> **Exercise directions**
From the entries below, gather every line containing the string "name".

> **Records provided**
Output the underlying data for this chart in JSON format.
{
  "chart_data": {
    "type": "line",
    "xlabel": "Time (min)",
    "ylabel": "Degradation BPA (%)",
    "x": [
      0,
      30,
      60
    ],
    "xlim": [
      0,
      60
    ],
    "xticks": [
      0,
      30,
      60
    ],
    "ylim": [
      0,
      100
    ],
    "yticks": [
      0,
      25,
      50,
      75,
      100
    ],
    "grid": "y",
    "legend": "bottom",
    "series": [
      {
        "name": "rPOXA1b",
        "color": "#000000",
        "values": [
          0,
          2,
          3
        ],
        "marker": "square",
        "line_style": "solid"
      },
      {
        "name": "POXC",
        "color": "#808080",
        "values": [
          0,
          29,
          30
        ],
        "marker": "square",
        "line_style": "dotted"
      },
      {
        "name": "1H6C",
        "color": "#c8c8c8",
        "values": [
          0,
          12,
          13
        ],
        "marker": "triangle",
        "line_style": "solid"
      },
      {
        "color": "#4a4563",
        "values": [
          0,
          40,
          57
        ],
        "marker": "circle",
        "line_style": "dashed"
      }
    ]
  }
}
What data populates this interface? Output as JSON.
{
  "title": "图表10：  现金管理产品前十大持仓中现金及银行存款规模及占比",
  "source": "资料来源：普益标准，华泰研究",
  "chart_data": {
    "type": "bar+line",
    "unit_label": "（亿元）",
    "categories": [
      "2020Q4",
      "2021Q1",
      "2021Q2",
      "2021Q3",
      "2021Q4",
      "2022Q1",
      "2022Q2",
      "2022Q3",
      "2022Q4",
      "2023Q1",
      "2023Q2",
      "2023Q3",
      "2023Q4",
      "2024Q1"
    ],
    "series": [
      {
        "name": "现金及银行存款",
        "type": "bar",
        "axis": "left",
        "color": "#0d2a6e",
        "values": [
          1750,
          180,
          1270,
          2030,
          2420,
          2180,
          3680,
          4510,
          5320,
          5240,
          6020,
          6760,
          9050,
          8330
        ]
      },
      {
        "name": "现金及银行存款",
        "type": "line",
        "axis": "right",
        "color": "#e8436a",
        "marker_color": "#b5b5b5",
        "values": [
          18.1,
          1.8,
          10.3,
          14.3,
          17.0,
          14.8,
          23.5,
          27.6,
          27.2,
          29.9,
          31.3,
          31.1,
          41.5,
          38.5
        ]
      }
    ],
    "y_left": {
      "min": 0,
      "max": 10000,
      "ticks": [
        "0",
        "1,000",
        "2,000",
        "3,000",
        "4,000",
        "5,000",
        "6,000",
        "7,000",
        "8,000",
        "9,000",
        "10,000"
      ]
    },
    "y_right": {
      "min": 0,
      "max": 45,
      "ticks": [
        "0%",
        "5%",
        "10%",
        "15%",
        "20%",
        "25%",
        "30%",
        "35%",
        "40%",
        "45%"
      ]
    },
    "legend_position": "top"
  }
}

> **Task response**
        "name": "rPOXA1b",
        "name": "POXC",
        "name": "1H6C",
        "name": "现金及银行存款",
        "name": "现金及银行存款",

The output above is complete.